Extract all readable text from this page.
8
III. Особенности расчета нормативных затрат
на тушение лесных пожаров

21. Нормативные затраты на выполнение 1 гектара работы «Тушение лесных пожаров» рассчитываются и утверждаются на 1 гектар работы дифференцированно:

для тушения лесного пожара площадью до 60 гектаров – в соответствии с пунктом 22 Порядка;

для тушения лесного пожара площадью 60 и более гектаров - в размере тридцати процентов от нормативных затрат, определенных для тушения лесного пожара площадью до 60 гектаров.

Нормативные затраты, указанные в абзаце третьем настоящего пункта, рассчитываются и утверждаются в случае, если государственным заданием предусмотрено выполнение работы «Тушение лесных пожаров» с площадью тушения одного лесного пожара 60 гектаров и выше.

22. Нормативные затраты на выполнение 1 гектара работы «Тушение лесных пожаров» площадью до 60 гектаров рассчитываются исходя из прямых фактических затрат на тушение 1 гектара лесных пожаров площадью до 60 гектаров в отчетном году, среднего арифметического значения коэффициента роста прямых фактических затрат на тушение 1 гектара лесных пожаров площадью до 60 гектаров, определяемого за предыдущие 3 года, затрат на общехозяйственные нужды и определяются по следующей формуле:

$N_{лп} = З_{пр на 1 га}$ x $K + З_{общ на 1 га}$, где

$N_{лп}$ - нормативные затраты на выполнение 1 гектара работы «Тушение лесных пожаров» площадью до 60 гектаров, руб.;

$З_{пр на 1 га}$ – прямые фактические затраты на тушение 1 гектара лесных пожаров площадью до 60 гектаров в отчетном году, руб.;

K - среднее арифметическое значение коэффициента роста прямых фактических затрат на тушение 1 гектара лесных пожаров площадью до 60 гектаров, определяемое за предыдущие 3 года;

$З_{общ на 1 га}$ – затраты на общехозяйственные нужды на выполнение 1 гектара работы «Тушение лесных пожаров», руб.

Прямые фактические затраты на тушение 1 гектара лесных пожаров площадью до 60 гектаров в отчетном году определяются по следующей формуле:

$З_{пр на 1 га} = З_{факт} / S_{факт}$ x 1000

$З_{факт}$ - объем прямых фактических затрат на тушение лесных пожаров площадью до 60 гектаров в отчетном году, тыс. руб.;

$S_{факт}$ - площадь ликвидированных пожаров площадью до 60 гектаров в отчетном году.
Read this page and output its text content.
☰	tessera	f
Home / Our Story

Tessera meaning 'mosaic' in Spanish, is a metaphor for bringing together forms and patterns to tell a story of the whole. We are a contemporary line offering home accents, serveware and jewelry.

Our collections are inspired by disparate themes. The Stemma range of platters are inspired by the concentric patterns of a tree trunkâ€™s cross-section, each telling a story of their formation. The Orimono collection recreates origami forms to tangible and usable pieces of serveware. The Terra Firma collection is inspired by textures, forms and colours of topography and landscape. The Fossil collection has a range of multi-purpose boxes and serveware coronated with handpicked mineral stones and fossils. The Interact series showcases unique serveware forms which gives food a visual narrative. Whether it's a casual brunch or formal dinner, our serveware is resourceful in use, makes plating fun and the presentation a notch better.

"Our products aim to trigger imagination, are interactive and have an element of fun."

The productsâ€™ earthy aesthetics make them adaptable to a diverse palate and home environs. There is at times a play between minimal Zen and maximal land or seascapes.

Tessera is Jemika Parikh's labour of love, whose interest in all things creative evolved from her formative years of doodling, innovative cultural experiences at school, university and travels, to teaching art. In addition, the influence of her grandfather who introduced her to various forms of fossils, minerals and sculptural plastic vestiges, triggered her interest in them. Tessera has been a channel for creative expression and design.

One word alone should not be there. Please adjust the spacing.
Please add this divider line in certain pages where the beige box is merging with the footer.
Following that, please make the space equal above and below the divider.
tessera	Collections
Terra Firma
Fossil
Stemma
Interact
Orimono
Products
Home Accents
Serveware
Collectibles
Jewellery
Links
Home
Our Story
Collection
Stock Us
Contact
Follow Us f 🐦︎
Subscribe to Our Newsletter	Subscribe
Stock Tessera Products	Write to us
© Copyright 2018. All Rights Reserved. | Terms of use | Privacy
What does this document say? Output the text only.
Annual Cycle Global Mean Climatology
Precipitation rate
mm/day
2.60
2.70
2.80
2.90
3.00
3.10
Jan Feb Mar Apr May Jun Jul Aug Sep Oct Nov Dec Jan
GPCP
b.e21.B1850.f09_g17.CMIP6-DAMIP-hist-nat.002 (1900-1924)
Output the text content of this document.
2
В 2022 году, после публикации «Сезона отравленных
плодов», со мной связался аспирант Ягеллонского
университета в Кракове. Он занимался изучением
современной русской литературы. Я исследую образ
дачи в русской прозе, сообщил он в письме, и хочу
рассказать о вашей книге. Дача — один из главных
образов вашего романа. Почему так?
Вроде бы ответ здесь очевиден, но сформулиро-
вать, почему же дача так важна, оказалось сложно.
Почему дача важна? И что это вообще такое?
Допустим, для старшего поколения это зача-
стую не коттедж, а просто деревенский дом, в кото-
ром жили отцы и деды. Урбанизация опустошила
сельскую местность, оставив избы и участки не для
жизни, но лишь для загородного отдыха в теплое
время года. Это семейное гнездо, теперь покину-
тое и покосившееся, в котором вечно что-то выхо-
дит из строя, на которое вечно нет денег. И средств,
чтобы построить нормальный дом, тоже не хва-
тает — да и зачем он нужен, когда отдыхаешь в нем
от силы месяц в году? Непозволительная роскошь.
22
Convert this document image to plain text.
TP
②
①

□ □ □ □ □

Copy the records above exactly as they appear.

• **Final result**
Extract all readable text from this page.
8
III. Особенности расчета нормативных затрат
на тушение лесных пожаров

21. Нормативные затраты на выполнение 1 гектара работы «Тушение лесных пожаров» рассчитываются и утверждаются на 1 гектар работы дифференцированно:

для тушения лесного пожара площадью до 60 гектаров – в соответствии с пунктом 22 Порядка;

для тушения лесного пожара площадью 60 и более гектаров - в размере тридцати процентов от нормативных затрат, определенных для тушения лесного пожара площадью до 60 гектаров.

Нормативные затраты, указанные в абзаце третьем настоящего пункта, рассчитываются и утверждаются в случае, если государственным заданием предусмотрено выполнение работы «Тушение лесных пожаров» с площадью тушения одного лесного пожара 60 гектаров и выше.

22. Нормативные затраты на выполнение 1 гектара работы «Тушение лесных пожаров» площадью до 60 гектаров рассчитываются исходя из прямых фактических затрат на тушение 1 гектара лесных пожаров площадью до 60 гектаров в отчетном году, среднего арифметического значения коэффициента роста прямых фактических затрат на тушение 1 гектара лесных пожаров площадью до 60 гектаров, определяемого за предыдущие 3 года, затрат на общехозяйственные нужды и определяются по следующей формуле:

$N_{лп} = З_{пр на 1 га}$ x $K + З_{общ на 1 га}$, где

$N_{лп}$ - нормативные затраты на выполнение 1 гектара работы «Тушение лесных пожаров» площадью до 60 гектаров, руб.;

$З_{пр на 1 га}$ – прямые фактические затраты на тушение 1 гектара лесных пожаров площадью до 60 гектаров в отчетном году, руб.;

K - среднее арифметическое значение коэффициента роста прямых фактических затрат на тушение 1 гектара лесных пожаров площадью до 60 гектаров, определяемое за предыдущие 3 года;

$З_{общ на 1 га}$ – затраты на общехозяйственные нужды на выполнение 1 гектара работы «Тушение лесных пожаров», руб.

Прямые фактические затраты на тушение 1 гектара лесных пожаров площадью до 60 гектаров в отчетном году определяются по следующей формуле:

$З_{пр на 1 га} = З_{факт} / S_{факт}$ x 1000

$З_{факт}$ - объем прямых фактических затрат на тушение лесных пожаров площадью до 60 гектаров в отчетном году, тыс. руб.;

$S_{факт}$ - площадь ликвидированных пожаров площадью до 60 гектаров в отчетном году.
Read this page and output its text content.
☰	tessera	f
Home / Our Story

Tessera meaning 'mosaic' in Spanish, is a metaphor for bringing together forms and patterns to tell a story of the whole. We are a contemporary line offering home accents, serveware and jewelry.

Our collections are inspired by disparate themes. The Stemma range of platters are inspired by the concentric patterns of a tree trunkâ€™s cross-section, each telling a story of their formation. The Orimono collection recreates origami forms to tangible and usable pieces of serveware. The Terra Firma collection is inspired by textures, forms and colours of topography and landscape. The Fossil collection has a range of multi-purpose boxes and serveware coronated with handpicked mineral stones and fossils. The Interact series showcases unique serveware forms which gives food a visual narrative. Whether it's a casual brunch or formal dinner, our serveware is resourceful in use, makes plating fun and the presentation a notch better.

"Our products aim to trigger imagination, are interactive and have an element of fun."

The productsâ€™ earthy aesthetics make them adaptable to a diverse palate and home environs. There is at times a play between minimal Zen and maximal land or seascapes.

Tessera is Jemika Parikh's labour of love, whose interest in all things creative evolved from her formative years of doodling, innovative cultural experiences at school, university and travels, to teaching art. In addition, the influence of her grandfather who introduced her to various forms of fossils, minerals and sculptural plastic vestiges, triggered her interest in them. Tessera has been a channel for creative expression and design.

One word alone should not be there. Please adjust the spacing.
Please add this divider line in certain pages where the beige box is merging with the footer.
Following that, please make the space equal above and below the divider.
tessera	Collections
Terra Firma
Fossil
Stemma
Interact
Orimono
Products
Home Accents
Serveware
Collectibles
Jewellery
Links
Home
Our Story
Collection
Stock Us
Contact
Follow Us f 🐦︎
Subscribe to Our Newsletter	Subscribe
Stock Tessera Products	Write to us
© Copyright 2018. All Rights Reserved. | Terms of use | Privacy
What does this document say? Output the text only.
Annual Cycle Global Mean Climatology
Precipitation rate
mm/day
2.60
2.70
2.80
2.90
3.00
3.10
Jan Feb Mar Apr May Jun Jul Aug Sep Oct Nov Dec Jan
GPCP
b.e21.B1850.f09_g17.CMIP6-DAMIP-hist-nat.002 (1900-1924)
Output the text content of this document.
2
В 2022 году, после публикации «Сезона отравленных
плодов», со мной связался аспирант Ягеллонского
университета в Кракове. Он занимался изучением
современной русской литературы. Я исследую образ
дачи в русской прозе, сообщил он в письме, и хочу
рассказать о вашей книге. Дача — один из главных
образов вашего романа. Почему так?
Вроде бы ответ здесь очевиден, но сформулиро-
вать, почему же дача так важна, оказалось сложно.
Почему дача важна? И что это вообще такое?
Допустим, для старшего поколения это зача-
стую не коттедж, а просто деревенский дом, в кото-
ром жили отцы и деды. Урбанизация опустошила
сельскую местность, оставив избы и участки не для
жизни, но лишь для загородного отдыха в теплое
время года. Это семейное гнездо, теперь покину-
тое и покосившееся, в котором вечно что-то выхо-
дит из строя, на которое вечно нет денег. И средств,
чтобы построить нормальный дом, тоже не хва-
тает — да и зачем он нужен, когда отдыхаешь в нем
от силы месяц в году? Непозволительная роскошь.
22
Convert this document image to plain text.
TP
②
①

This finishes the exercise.